* [Document excerpt]
----------

Given that I spend all day booking award tickets, ExpertFlyer.com is one of the most useful websites for me. ExpertFlyer is a paid subscription service which costs $99.99 per year for the “premium” version, which is what I use, though they also have monthly plans available.
Ultimately just about all the information they display can be found publicly, though ExpertFlyer saves me time since it puts everything into one, easy to search place, from seatmaps, to flight availability, to fare rules, to award availability on select airlines.
But what I think makes ExpertFlyer worth it even for those that don’t spend hours a day searching for award availability is that they let you set up availability alerts for the following airlines:
Aegean Airlines, Aer Lingus, Aerflot, Aerolineas Argentinas, Air Canada, Air Europa, Air France, Air New Zealand, Air Tahiti Nui, Alaska Airlines, Alitalia, American Airlines, AVIANCA, British Midland, Brussels Airlines, China Airlines, China Eastern Airlines, China Southern Airlines, CSA Czech Airlines, Delta, El Al, Emirates, Etihad Airways, Finnair, Frontier Airlines, GOL, Hainan Airlines, Hawaiian Airlines, Iberia, Icelandair, KLM, Korean Air, LOT, Malaysian Airlines, Martinair, OpenSkies, Qantas Airways, Shanghai Airlines, Swiss, TAM, Tarom, Turkish Airlines, and United Airlines.
While you can set up availability alerts for revenue tickets (for example, if a flight is sold out and you want a seat on it, you could set an alert so that you would be emailed when space opens up), the most practical application for me is for award tickets. As a premium member I can set up 30 availability alerts at a time.
What does that mean? Say you want to fly Qantas first class to Australia in Decemer. Yes, that’s nearly impossible. What you could do is set up an alert for up to 30 individual flights whereby you specify the fare class, and if the space opens up ExpertFlyer will email you.
To set up an availability alert, log into your ExpertFlyer account and click on”Create New Flight Alert” towards the bottom of the sidebar.
The next page will give you a form you have to fill out in order to set up the alert.

----------

* [The data]
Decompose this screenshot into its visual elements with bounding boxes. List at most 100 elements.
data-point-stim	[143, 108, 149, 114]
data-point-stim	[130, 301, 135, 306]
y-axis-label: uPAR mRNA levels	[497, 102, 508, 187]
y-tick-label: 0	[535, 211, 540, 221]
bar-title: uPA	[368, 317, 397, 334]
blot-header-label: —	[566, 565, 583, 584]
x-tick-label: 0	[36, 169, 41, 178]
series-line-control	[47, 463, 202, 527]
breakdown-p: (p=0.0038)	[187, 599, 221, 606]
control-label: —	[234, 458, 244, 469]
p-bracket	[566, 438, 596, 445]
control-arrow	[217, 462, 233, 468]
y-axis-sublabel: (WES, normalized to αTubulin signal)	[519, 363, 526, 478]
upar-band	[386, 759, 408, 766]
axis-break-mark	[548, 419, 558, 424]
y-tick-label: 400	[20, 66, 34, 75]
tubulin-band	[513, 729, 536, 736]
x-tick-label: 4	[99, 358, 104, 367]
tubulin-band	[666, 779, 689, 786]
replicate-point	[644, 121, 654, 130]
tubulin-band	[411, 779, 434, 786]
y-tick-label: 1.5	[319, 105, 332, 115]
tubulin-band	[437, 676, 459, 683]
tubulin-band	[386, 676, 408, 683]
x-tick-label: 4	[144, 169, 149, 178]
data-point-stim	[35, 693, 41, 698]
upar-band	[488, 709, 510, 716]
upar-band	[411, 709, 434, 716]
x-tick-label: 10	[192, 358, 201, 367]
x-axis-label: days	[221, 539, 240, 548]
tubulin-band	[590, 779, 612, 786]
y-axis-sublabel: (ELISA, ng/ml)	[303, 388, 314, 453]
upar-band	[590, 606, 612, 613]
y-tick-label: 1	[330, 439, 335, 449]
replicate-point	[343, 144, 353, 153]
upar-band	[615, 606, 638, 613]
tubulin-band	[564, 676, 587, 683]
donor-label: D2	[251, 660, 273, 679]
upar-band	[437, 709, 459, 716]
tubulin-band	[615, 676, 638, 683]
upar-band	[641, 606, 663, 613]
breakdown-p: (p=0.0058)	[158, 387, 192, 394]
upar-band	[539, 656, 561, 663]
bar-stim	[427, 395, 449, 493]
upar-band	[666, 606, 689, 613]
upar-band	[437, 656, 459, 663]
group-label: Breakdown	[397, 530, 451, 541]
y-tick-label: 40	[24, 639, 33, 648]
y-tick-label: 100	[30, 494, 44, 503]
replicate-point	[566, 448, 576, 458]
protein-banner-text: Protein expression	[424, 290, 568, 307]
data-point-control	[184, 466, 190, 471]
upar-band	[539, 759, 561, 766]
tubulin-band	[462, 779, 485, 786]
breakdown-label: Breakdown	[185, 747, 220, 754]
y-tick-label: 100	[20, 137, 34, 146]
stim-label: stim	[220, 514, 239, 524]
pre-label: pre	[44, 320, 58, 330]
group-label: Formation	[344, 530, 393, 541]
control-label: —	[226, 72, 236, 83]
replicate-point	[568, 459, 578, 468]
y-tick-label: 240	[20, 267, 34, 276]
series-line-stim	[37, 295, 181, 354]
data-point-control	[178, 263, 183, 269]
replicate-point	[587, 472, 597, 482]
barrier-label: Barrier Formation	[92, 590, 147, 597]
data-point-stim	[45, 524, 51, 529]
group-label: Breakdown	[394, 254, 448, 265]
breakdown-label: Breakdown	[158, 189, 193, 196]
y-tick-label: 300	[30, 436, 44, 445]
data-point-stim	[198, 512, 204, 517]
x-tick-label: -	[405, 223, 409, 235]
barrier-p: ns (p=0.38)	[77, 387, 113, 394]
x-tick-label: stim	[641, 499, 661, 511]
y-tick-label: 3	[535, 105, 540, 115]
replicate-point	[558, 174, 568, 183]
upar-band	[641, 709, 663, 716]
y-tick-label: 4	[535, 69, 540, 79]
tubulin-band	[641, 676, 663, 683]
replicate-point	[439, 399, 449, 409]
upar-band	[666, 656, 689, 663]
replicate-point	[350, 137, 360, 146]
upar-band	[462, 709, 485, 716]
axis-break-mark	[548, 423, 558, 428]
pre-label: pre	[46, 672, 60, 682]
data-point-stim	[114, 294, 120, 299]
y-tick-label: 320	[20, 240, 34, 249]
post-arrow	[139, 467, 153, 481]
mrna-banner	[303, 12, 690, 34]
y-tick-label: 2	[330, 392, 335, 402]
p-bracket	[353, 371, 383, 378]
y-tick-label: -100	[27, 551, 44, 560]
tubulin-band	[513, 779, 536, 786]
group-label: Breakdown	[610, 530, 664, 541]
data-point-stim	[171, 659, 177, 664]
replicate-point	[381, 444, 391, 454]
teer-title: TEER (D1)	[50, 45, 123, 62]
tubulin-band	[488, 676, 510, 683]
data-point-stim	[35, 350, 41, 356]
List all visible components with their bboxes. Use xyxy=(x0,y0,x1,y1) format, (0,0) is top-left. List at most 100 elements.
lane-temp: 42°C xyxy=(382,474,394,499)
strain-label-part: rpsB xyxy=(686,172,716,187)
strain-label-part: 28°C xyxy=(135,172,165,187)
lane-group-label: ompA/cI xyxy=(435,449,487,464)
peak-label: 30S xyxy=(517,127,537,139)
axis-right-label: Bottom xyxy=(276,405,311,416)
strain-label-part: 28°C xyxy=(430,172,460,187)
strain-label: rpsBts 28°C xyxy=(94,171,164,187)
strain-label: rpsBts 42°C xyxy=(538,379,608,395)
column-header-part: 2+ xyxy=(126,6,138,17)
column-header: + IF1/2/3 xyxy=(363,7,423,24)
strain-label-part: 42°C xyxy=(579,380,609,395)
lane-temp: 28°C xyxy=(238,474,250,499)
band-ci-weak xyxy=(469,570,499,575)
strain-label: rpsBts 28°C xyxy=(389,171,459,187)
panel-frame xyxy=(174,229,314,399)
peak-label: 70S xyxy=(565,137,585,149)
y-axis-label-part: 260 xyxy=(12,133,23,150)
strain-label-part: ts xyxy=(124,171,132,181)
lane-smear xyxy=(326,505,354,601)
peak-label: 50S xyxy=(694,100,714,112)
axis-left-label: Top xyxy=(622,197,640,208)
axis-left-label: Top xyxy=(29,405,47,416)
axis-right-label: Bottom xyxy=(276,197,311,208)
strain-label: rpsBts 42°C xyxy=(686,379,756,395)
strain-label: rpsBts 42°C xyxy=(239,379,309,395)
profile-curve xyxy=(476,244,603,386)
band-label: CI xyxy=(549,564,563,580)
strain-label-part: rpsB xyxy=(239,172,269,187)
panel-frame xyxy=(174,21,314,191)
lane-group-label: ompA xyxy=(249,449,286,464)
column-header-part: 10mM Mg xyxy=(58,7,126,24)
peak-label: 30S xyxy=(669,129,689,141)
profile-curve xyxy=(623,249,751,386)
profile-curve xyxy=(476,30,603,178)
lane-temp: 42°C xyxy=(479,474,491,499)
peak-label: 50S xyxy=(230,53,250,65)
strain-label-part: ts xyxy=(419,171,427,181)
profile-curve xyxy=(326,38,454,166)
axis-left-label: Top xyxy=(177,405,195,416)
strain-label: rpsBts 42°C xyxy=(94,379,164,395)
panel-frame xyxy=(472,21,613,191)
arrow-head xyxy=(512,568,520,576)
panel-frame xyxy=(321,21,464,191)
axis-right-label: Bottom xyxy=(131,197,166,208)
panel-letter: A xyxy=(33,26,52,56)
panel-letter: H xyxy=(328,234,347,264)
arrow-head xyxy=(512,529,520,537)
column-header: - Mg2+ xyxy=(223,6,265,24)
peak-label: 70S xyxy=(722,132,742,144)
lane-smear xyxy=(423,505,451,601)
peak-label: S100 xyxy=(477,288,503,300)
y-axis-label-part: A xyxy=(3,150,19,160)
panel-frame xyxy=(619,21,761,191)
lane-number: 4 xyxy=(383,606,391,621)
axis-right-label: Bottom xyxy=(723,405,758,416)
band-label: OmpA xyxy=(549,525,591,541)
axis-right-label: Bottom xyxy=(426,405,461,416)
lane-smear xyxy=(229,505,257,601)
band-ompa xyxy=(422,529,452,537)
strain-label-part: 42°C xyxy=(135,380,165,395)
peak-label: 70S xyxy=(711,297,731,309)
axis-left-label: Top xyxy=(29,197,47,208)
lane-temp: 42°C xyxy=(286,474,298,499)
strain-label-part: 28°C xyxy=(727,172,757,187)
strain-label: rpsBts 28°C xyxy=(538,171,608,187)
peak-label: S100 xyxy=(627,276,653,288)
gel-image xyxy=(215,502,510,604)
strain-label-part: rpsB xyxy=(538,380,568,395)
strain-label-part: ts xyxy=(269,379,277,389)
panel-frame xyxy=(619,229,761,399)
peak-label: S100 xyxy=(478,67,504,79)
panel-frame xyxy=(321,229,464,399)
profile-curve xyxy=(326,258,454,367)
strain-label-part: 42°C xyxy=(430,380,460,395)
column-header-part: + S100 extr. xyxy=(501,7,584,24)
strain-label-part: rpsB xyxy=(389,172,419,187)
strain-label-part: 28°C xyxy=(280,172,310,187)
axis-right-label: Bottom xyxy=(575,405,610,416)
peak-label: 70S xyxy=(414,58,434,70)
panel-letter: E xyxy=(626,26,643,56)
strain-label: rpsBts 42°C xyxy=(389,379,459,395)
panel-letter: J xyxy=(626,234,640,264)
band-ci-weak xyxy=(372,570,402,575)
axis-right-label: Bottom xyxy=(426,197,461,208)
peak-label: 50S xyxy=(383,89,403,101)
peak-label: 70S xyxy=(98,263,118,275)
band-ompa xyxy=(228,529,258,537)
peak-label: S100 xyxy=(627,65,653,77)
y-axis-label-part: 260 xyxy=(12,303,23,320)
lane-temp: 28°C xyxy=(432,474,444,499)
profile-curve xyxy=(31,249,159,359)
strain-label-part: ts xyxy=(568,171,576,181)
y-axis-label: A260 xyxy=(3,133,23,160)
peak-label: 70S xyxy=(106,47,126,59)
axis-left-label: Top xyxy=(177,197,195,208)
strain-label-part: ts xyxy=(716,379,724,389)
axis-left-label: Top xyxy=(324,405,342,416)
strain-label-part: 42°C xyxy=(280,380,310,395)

----------

* [Problem 1]
In the ExpertFlyer text:
(a) What does the premium version cost per year?
(b) How many availability alerts can a premium member set up at a time?
(c) Where is the "Create New Flight Alert" link located?
* [Problem 2]
Reproduce the passage of the ExpertFlyer text starting with "Ultimately just about" and going on through "on select airlines.".

* [Solution 1]
(a) $99.99 per year.
(b) 30.
(c) Toward the bottom of the sidebar.

* [Solution 2]
Ultimately just about all the information they display can be found publicly, though ExpertFlyer saves me time since it puts everything into one, easy to search place, from seatmaps, to flight availability, to fare rules, to award availability on select airlines.